++++ Record set ++++

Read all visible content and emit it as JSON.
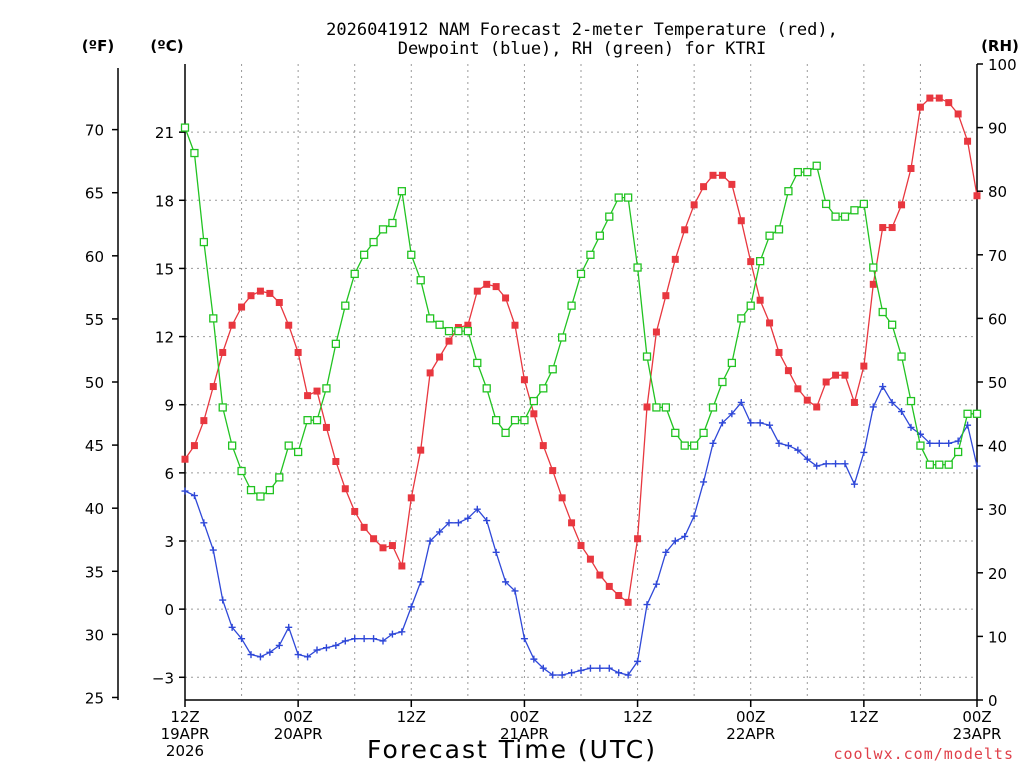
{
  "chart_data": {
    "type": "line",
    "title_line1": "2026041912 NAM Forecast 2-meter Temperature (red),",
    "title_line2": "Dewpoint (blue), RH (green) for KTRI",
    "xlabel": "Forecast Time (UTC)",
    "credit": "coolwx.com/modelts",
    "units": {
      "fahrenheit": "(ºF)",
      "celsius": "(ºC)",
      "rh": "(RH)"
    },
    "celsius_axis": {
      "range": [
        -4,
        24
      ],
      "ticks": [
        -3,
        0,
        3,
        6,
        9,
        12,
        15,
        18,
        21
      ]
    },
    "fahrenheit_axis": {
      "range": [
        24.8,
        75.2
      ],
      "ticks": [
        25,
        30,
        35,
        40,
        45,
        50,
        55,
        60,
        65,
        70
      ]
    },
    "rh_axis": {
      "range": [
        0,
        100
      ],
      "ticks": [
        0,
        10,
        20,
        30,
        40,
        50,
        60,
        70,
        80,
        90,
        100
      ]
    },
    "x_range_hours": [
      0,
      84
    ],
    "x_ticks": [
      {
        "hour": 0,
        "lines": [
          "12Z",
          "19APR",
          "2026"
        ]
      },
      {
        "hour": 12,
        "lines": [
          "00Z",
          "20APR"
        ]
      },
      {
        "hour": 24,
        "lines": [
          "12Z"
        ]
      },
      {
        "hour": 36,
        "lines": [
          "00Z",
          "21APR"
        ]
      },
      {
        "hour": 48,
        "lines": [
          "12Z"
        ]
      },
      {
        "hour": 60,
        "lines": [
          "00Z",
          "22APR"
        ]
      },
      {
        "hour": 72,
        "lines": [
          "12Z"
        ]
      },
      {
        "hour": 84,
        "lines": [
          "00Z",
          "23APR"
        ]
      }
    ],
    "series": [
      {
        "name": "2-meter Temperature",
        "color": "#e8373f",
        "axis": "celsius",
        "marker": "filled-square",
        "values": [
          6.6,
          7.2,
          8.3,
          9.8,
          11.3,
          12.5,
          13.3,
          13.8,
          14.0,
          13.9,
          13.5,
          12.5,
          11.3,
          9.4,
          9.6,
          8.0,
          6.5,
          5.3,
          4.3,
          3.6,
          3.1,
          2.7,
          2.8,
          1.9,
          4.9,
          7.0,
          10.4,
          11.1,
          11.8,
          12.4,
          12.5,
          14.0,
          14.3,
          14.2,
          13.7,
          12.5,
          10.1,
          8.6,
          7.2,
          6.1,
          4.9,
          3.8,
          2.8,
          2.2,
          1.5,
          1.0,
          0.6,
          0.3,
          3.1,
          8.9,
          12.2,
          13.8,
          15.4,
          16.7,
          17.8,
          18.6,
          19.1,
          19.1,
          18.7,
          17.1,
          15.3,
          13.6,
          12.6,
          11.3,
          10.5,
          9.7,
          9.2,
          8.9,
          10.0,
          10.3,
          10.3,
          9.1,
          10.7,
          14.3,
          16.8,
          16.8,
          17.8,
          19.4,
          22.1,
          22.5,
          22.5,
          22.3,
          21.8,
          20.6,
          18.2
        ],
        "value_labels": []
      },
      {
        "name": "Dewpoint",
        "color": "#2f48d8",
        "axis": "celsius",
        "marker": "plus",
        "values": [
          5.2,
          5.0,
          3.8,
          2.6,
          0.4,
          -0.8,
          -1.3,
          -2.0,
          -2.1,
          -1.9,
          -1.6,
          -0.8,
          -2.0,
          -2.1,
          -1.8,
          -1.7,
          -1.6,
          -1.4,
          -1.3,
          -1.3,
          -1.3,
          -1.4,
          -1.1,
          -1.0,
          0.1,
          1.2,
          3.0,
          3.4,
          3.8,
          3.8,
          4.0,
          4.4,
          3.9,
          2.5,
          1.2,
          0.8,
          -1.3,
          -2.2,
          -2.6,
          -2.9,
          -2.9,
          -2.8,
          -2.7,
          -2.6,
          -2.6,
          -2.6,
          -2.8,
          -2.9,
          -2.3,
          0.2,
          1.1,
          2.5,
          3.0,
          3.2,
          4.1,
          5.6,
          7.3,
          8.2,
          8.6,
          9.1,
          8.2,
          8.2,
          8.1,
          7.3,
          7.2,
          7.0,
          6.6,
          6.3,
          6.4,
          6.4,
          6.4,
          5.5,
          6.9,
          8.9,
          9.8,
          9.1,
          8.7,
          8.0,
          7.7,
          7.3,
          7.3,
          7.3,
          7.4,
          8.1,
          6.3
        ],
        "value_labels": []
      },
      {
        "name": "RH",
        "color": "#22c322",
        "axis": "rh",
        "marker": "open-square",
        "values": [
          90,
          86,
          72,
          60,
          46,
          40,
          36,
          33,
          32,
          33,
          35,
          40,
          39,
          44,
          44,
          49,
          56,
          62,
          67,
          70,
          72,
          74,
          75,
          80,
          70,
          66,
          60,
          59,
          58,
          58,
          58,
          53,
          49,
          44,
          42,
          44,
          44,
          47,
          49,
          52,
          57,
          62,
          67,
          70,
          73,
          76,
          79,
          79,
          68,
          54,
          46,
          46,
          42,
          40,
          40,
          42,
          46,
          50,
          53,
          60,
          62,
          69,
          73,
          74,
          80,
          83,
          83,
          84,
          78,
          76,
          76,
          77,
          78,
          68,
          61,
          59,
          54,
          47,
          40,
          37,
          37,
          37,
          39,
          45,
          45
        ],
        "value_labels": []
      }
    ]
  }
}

++++
++++ Record set ++++

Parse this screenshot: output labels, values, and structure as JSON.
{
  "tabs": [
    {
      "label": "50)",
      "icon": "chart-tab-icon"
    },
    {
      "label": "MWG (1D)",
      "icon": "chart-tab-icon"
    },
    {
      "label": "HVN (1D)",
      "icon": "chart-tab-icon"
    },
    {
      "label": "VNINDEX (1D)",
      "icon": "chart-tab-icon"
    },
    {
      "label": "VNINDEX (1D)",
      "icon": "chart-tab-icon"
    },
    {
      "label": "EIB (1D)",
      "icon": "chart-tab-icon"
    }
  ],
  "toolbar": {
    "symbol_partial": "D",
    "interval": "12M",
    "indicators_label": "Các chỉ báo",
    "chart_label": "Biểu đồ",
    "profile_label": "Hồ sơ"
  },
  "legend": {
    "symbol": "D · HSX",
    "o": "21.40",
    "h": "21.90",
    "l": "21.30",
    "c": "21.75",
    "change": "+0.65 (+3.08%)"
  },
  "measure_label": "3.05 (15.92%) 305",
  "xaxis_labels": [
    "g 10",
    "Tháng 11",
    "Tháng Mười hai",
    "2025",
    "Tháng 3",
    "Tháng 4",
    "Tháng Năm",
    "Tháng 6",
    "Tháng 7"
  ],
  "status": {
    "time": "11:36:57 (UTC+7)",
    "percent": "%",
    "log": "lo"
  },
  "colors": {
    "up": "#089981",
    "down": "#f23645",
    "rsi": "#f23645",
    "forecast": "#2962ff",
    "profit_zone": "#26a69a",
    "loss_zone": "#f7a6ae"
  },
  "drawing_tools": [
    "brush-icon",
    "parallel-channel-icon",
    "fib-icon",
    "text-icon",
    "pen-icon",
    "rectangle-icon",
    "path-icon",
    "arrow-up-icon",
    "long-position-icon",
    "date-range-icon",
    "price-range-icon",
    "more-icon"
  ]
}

++++

Exercise brief: Lines holding the word "Dewpoint" should be counted across the entries; state only how many there are.

Exercise response: 2